Rows from a layout dataset

— BEGIN —

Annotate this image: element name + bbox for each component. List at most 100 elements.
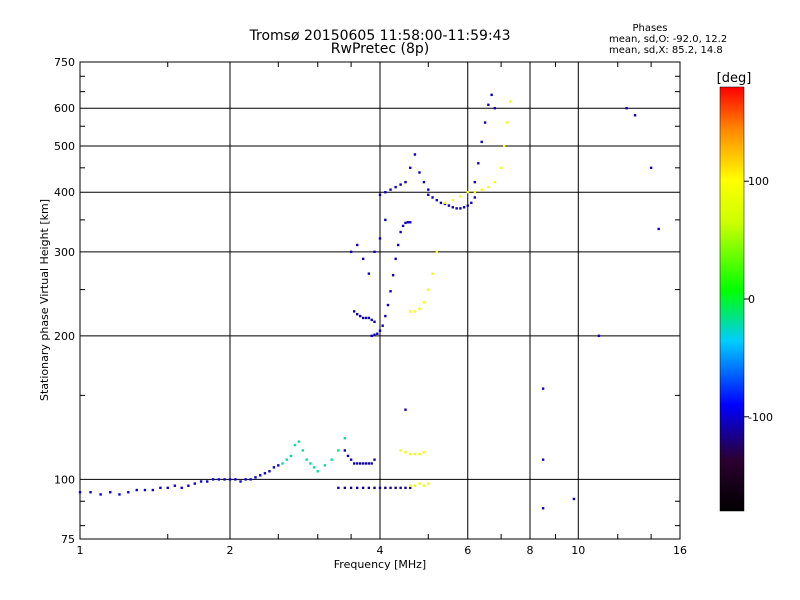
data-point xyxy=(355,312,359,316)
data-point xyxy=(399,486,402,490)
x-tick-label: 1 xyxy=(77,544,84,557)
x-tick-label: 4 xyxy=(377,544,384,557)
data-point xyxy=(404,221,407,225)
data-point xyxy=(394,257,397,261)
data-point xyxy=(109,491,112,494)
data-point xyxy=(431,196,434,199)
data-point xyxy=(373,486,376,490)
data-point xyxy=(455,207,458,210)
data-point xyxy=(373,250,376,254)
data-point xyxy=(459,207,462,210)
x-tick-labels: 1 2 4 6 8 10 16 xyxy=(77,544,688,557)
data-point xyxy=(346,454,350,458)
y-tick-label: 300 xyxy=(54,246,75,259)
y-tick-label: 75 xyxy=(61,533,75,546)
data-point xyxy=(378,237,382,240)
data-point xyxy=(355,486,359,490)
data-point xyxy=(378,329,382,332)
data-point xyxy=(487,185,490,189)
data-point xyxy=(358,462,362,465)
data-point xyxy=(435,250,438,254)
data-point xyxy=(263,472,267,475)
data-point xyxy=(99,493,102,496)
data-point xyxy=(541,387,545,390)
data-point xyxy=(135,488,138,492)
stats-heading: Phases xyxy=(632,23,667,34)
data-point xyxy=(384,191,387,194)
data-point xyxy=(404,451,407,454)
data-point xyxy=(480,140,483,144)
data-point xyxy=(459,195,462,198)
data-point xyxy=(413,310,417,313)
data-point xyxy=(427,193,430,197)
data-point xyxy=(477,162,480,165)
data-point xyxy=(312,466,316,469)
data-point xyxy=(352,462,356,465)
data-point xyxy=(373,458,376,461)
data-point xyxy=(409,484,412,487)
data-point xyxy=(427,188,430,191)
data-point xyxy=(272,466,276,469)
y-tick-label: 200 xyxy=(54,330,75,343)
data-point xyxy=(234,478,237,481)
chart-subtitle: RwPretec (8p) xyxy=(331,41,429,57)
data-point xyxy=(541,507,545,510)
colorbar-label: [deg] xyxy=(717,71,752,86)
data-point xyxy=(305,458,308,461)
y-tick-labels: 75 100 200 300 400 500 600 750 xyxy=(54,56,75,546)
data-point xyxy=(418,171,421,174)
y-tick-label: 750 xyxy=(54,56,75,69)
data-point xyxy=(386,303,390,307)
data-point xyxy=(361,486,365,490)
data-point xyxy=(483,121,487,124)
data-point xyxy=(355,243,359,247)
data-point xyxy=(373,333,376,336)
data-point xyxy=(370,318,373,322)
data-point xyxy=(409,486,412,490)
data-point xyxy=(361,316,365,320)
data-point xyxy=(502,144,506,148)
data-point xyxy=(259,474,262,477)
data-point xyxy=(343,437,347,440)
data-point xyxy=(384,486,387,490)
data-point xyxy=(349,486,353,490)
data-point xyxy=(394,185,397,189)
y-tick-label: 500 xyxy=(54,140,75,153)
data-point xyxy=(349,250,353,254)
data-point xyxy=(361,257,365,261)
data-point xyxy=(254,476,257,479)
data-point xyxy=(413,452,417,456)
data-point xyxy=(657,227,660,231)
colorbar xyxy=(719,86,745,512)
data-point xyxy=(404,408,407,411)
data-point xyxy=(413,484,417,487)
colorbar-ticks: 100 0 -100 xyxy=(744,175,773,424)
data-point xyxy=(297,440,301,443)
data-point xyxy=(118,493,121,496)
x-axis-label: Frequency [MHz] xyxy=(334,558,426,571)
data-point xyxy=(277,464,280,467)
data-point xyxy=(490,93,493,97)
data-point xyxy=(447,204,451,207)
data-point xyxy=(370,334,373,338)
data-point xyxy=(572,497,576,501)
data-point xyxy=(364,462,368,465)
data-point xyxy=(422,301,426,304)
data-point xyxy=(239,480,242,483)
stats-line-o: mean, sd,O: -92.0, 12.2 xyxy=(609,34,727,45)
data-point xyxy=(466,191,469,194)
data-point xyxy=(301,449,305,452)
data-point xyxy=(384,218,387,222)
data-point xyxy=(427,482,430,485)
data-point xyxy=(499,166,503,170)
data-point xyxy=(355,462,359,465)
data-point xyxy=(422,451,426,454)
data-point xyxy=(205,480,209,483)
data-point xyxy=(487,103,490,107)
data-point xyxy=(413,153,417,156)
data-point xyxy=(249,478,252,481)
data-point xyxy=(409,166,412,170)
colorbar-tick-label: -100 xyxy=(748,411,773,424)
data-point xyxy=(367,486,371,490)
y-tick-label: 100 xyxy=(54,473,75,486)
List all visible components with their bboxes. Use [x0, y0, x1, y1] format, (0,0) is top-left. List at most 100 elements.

— END —
— BEGIN —

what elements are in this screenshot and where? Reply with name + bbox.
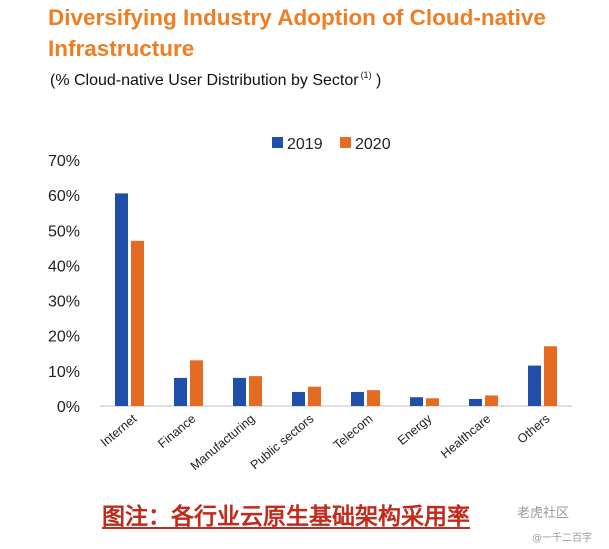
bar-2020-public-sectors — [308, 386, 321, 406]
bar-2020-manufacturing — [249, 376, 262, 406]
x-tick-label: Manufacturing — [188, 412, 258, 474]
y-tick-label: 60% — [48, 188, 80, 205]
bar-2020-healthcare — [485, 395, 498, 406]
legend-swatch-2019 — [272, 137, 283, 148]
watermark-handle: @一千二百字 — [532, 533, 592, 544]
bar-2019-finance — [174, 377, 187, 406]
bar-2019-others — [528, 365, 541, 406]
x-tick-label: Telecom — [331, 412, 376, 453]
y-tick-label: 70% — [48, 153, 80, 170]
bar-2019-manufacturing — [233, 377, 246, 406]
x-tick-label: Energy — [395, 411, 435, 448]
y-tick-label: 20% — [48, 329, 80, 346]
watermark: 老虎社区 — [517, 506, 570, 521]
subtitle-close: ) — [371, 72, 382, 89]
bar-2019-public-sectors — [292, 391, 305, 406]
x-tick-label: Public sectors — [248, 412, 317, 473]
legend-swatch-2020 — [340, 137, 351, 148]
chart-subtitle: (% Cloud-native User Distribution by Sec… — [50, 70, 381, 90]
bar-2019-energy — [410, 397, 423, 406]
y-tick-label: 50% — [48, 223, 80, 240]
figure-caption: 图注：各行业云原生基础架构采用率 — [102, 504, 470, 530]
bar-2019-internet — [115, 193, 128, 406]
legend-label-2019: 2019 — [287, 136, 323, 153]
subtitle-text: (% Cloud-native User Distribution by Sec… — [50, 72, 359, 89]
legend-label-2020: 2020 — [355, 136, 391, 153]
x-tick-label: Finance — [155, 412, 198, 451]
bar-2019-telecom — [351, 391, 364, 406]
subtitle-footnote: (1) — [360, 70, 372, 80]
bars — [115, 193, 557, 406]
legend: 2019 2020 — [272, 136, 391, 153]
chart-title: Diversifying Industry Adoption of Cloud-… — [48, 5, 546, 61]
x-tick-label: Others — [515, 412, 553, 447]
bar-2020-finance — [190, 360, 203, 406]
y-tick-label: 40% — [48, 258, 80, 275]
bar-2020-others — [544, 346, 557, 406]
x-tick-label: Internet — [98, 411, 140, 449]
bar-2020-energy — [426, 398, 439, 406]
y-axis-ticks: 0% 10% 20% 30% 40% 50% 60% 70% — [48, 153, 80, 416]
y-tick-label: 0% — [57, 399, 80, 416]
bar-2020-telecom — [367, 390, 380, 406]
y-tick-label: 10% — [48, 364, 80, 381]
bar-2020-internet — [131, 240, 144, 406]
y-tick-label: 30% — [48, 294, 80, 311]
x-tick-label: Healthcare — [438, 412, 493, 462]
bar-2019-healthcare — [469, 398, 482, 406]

— END —

Aim
Lay out the lines from the line with "data-point xyxy=(355,312,359,316)" to the line with "x-tick-labels: 1 2", both included, as a Markdown table with the columns No. and Line, omitting blank lines.

Complete response
| No. | Line |
|---|---|
| 1 | data-point xyxy=(355,312,359,316) |
| 2 | data-point xyxy=(399,486,402,490) |
| 3 | x-tick-label: 1 xyxy=(77,544,84,557) |
| 4 | x-tick-label: 4 xyxy=(377,544,384,557) |
| 5 | data-point xyxy=(404,221,407,225) |
| 6 | data-point xyxy=(394,257,397,261) |
| 7 | data-point xyxy=(109,491,112,494) |
| 8 | data-point xyxy=(431,196,434,199) |
| 9 | data-point xyxy=(373,486,376,490) |
| 10 | data-point xyxy=(455,207,458,210) |
| 11 | data-point xyxy=(373,250,376,254) |
| 12 | data-point xyxy=(459,207,462,210) |
| 13 | x-tick-labels: 1 2 4 6 8 10 16 xyxy=(77,544,688,557) |